A block of data
◇ ◇ ◇ ◇

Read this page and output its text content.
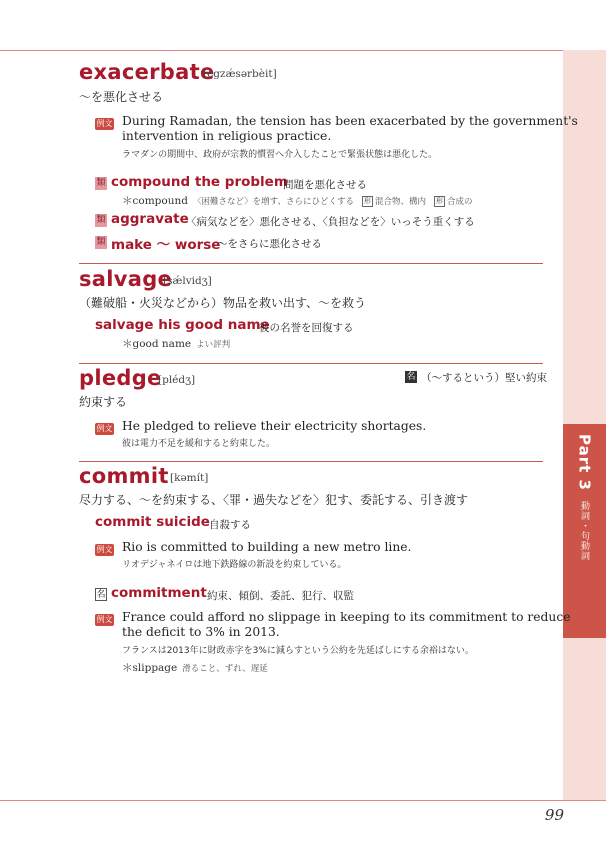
Part 3
動詞・句動詞
exacerbate
[egzǽsərbèit]
～を悪化させる
例文 During Ramadan, the tension has been exacerbated by the government's
intervention in religious practice.
ラマダンの期間中、政府が宗教的慣習へ介入したことで緊張状態は悪化した。
類 compound the problem
問題を悪化させる
＊compound 〈困難さなど〉を増す、さらにひどくする 形 混合物、構内 形 合成の
類 aggravate
〈病気などを〉悪化させる、〈負担などを〉いっそう重くする
類 make ～ worse
～をさらに悪化させる
salvage
[sǽlvidʒ]
（難破船・火災などから）物品を救い出す、～を救う
salvage his good name
彼の名誉を回復する
＊good name よい評判
pledge
[plédʒ]	名 （～するという）堅い約束
約束する
例文 He pledged to relieve their electricity shortages.
彼は電力不足を緩和すると約束した。
commit [kəmít]
尽力する、～を約束する、〈罪・過失などを〉犯す、委託する、引き渡す
commit suicide 自殺する
例文 Rio is committed to building a new metro line.
リオデジャネイロは地下鉄路線の新設を約束している。
名 commitment 約束、傾倒、委託、犯行、収監
例文 France could afford no slippage in keeping to its commitment to reduce
the deficit to 3% in 2013.
フランスは2013年に財政赤字を3%に減らすという公約を先延ばしにする余裕はない。
＊slippage 滑ること、ずれ、遅延
99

◇ ◇ ◇ ◇

▸ **Task objective**: For each line of the entries that includes "slippage", show that line.

▸ **Solution for this problem**:
例文 France could afford no slippage in keeping to its commitment to reduce
＊slippage 滑ること、ずれ、遅延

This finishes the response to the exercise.